- Your goal -
Copy the stretch of the listing from its start through the line containing "- menu-item: [819, 59, 1155, 100]", including both ends, reproducing each line without any change.

- Given records -
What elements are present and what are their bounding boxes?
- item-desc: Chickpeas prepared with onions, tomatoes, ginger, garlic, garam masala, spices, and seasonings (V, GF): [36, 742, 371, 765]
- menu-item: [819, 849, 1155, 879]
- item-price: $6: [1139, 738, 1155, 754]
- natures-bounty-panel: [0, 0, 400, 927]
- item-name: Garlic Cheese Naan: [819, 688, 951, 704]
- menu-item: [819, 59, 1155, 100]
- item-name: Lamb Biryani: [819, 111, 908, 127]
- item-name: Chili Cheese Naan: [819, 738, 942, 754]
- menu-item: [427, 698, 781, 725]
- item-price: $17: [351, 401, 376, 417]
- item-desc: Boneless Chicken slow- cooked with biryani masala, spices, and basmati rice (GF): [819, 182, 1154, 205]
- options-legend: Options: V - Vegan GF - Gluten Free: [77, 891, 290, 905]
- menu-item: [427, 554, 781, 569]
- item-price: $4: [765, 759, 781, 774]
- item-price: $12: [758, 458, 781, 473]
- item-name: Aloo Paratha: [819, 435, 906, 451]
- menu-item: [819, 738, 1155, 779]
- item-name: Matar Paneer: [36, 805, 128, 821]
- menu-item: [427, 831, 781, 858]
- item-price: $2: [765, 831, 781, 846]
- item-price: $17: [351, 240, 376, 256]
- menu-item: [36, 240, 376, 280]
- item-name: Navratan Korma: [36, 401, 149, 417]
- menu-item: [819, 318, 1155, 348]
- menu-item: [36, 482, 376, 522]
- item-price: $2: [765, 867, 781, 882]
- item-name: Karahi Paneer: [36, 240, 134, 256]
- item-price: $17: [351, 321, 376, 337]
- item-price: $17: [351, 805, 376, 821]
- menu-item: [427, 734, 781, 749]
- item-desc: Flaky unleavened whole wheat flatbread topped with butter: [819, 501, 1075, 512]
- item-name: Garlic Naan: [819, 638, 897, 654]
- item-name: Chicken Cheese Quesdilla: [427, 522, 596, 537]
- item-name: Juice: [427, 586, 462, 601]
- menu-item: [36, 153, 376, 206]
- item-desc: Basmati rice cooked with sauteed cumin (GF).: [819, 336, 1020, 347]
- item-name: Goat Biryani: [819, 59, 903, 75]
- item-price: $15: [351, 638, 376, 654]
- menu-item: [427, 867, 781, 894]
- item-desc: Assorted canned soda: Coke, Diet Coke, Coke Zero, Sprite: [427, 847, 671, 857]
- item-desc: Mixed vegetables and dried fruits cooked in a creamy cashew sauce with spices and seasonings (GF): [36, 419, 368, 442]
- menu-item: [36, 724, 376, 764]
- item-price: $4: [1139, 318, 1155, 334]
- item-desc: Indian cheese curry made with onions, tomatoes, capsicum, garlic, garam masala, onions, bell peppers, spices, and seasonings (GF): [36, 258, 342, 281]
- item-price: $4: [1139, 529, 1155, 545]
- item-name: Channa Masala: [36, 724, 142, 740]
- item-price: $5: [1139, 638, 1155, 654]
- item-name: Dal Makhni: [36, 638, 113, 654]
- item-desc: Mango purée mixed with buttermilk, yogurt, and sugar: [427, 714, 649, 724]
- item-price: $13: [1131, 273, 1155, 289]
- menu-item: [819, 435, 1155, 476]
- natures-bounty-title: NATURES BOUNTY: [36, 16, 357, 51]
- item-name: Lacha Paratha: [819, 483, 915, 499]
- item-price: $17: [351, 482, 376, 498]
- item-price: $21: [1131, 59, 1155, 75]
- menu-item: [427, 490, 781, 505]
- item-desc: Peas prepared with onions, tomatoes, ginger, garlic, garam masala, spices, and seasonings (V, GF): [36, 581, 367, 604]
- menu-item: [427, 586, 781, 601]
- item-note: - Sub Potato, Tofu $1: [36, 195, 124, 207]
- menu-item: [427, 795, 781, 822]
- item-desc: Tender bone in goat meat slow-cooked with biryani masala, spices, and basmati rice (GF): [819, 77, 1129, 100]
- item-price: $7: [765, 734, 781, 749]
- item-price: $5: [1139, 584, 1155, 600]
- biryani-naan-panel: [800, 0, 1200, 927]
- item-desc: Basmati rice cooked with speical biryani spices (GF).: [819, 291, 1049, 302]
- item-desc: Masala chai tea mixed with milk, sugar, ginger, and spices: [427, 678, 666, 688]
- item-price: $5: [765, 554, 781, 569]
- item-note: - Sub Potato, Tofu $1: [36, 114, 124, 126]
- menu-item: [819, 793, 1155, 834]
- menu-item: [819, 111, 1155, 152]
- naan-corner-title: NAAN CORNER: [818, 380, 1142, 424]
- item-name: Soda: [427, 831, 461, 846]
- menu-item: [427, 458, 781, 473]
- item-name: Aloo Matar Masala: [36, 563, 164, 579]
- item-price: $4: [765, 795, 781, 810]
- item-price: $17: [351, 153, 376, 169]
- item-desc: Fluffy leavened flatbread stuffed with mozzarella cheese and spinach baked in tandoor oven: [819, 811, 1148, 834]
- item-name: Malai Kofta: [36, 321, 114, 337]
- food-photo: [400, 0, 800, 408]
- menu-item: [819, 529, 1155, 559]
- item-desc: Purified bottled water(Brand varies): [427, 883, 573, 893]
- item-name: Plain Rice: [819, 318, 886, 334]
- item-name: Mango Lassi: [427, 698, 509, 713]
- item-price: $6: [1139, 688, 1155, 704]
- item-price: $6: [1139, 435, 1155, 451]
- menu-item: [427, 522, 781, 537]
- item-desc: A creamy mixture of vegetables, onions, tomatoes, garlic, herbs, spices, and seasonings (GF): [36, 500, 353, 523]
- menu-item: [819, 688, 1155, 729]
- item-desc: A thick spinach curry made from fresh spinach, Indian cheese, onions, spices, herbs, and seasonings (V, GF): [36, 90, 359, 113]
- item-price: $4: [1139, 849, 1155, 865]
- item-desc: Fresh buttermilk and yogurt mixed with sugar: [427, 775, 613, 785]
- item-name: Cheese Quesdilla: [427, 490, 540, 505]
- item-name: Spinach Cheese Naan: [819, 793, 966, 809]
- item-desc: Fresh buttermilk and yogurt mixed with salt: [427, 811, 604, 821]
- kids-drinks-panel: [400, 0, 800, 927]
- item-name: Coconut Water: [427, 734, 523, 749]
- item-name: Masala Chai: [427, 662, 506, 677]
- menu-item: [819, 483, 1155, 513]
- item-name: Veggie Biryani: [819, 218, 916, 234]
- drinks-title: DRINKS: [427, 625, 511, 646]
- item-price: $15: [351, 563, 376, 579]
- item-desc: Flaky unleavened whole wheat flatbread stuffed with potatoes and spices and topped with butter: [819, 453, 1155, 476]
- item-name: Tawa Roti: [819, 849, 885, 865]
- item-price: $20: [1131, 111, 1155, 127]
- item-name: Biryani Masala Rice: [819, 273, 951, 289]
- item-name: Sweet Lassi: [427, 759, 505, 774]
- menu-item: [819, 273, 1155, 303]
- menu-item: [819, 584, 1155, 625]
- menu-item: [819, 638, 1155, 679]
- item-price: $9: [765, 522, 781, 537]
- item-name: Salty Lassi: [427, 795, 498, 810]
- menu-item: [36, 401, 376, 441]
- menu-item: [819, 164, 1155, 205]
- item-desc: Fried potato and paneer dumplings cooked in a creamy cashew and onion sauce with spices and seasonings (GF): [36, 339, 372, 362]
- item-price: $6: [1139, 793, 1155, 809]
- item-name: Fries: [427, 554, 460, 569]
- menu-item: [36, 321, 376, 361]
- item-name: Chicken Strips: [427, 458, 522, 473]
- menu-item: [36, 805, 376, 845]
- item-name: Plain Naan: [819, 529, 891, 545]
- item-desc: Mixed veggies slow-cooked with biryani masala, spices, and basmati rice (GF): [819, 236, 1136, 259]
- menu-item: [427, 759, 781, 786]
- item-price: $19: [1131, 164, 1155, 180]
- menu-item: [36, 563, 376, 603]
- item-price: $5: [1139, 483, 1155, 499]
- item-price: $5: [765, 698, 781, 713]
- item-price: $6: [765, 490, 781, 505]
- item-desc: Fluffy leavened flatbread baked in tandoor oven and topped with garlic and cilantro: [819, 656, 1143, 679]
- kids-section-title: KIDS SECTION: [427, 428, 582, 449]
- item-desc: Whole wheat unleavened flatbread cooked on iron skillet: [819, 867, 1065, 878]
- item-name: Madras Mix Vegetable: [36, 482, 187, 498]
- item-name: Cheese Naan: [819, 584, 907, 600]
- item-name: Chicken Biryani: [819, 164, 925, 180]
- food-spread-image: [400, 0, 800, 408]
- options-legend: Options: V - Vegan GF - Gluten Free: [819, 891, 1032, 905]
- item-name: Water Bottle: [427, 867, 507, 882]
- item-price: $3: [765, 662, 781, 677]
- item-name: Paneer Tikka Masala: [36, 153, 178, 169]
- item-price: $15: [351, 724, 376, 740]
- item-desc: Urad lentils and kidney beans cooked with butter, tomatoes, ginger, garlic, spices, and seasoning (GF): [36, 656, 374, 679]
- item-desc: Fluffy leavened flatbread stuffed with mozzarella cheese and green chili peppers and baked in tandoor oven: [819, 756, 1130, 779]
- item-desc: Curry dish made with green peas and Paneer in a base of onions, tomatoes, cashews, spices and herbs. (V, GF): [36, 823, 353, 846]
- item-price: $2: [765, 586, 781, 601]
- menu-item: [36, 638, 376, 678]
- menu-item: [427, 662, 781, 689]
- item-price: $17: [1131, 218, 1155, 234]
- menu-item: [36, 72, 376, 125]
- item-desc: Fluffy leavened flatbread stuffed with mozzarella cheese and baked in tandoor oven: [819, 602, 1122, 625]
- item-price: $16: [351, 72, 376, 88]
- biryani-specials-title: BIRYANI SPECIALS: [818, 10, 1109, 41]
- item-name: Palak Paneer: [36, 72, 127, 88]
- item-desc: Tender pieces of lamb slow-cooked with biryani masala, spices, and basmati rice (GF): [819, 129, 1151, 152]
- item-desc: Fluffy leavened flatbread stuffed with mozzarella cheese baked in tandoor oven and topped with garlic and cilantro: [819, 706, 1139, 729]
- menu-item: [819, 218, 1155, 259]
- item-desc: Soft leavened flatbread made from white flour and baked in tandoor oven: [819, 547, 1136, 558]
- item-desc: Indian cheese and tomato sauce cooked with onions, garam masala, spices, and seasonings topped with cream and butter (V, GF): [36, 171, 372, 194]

- Response for this exercise -
What elements are present and what are their bounding boxes?
- item-desc: Chickpeas prepared with onions, tomatoes, ginger, garlic, garam masala, spices, and seasonings (V, GF): [36, 742, 371, 765]
- menu-item: [819, 849, 1155, 879]
- item-price: $6: [1139, 738, 1155, 754]
- natures-bounty-panel: [0, 0, 400, 927]
- item-name: Garlic Cheese Naan: [819, 688, 951, 704]
- menu-item: [819, 59, 1155, 100]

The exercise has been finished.